## RAW DATA:
— start —

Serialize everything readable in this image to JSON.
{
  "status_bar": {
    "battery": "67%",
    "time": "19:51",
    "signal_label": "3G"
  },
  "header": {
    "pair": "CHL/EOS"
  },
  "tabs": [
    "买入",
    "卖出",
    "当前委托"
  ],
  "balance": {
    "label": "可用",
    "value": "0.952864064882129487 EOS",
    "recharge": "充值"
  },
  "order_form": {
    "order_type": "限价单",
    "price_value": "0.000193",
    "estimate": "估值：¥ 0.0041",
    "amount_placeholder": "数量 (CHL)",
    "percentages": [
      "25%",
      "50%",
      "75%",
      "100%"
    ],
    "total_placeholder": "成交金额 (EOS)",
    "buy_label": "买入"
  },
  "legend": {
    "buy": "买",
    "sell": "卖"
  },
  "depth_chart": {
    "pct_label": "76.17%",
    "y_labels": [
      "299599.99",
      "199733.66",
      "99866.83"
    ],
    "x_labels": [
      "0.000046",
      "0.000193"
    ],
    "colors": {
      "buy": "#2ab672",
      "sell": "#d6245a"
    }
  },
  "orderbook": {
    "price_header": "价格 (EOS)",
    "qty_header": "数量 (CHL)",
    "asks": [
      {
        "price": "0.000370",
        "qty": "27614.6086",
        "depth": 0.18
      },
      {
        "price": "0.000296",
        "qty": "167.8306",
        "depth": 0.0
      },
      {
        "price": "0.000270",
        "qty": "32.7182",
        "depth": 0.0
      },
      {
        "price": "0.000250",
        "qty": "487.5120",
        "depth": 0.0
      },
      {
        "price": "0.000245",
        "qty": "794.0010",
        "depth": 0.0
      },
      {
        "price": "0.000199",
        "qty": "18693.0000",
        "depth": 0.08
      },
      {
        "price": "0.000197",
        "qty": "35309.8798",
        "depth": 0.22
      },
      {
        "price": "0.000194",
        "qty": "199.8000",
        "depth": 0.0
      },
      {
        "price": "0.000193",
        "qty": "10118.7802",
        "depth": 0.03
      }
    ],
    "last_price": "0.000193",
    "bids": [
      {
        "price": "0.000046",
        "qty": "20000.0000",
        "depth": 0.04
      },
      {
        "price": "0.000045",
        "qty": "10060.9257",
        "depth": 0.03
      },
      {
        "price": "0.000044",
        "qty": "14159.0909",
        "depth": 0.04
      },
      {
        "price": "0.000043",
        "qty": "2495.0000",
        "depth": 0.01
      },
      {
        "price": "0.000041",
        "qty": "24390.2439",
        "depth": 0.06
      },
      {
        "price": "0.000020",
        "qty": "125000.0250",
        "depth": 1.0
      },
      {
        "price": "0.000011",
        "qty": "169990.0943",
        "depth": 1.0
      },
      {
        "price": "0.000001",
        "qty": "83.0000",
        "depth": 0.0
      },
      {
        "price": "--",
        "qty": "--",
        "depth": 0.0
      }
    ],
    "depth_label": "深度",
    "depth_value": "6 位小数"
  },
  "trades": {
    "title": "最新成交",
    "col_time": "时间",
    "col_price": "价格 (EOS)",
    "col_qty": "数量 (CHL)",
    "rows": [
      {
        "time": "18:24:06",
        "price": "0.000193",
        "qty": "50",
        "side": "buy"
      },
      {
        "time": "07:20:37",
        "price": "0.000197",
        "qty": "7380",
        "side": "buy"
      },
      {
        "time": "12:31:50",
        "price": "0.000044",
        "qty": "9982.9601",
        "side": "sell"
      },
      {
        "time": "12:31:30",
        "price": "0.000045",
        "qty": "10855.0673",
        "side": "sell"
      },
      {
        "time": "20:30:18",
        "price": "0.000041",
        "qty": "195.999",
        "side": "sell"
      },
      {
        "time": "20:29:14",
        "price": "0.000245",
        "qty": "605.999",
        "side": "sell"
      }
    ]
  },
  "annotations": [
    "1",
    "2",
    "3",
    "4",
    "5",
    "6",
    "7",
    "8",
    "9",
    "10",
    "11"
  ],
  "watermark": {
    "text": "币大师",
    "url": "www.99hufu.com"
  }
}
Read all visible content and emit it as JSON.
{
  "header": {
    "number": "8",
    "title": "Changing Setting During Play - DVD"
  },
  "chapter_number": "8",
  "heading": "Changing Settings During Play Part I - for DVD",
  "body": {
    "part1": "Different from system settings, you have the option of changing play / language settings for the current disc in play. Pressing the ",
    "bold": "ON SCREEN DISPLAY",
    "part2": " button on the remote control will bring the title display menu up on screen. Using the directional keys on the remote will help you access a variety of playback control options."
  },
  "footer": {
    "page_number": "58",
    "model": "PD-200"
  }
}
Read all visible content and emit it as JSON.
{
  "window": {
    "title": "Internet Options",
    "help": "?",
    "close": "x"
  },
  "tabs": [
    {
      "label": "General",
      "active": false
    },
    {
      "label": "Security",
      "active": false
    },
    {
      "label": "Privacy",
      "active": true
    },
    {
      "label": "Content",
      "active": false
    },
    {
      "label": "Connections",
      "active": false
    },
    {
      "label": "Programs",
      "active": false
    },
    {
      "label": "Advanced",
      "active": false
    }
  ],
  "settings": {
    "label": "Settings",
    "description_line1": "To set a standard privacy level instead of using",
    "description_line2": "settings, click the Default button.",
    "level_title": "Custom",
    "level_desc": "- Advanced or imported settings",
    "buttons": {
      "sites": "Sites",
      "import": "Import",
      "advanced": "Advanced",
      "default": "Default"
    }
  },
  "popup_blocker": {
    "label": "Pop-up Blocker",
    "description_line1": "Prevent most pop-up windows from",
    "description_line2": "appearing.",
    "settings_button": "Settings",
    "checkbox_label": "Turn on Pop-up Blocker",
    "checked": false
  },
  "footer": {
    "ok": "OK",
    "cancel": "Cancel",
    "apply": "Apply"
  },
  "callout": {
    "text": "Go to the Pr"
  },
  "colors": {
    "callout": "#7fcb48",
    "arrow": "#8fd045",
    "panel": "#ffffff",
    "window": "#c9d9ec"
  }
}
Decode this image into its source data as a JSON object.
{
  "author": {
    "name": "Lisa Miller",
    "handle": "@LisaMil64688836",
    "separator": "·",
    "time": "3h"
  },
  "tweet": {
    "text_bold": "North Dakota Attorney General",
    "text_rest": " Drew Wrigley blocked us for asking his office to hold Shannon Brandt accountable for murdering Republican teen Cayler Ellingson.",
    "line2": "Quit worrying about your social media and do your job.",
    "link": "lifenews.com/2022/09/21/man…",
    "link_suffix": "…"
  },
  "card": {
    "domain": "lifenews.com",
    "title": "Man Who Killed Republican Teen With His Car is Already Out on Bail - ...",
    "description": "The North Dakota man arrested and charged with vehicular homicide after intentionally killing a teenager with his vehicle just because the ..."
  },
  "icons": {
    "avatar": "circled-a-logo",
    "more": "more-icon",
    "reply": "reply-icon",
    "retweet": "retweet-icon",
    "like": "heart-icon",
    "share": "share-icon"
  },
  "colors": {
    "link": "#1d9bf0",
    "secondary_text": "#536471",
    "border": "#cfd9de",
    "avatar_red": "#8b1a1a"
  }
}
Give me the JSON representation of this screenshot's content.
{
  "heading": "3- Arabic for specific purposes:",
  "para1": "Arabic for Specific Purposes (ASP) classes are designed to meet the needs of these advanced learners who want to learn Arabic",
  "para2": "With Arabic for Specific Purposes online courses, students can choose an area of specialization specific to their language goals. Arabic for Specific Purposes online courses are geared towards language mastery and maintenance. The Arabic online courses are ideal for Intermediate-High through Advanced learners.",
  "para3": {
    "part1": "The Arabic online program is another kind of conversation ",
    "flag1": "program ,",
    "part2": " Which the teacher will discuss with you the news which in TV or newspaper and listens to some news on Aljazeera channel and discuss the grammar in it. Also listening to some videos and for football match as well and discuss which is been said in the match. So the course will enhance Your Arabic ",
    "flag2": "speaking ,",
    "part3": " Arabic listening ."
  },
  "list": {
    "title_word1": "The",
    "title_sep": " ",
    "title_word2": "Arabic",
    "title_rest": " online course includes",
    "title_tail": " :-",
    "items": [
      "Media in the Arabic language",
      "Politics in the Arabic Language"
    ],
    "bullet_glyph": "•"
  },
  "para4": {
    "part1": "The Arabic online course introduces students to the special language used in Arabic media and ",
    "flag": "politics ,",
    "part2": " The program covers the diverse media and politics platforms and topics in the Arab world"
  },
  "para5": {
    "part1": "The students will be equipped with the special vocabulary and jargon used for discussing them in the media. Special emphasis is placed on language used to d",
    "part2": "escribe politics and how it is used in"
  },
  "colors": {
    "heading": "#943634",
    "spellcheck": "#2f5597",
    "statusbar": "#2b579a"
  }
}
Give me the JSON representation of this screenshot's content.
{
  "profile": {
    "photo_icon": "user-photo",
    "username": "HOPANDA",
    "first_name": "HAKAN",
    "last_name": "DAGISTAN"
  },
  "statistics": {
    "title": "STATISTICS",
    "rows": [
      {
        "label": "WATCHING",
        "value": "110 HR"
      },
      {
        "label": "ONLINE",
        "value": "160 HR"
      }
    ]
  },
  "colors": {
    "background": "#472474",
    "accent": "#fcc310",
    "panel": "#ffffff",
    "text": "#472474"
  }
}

— end —

## TASK INSTRUCTIONS:
Check each line above for the string "Default", then copy the ones that have it.

## THE REPLY:
    "description_line2": "settings, click the Default button.",
      "default": "Default"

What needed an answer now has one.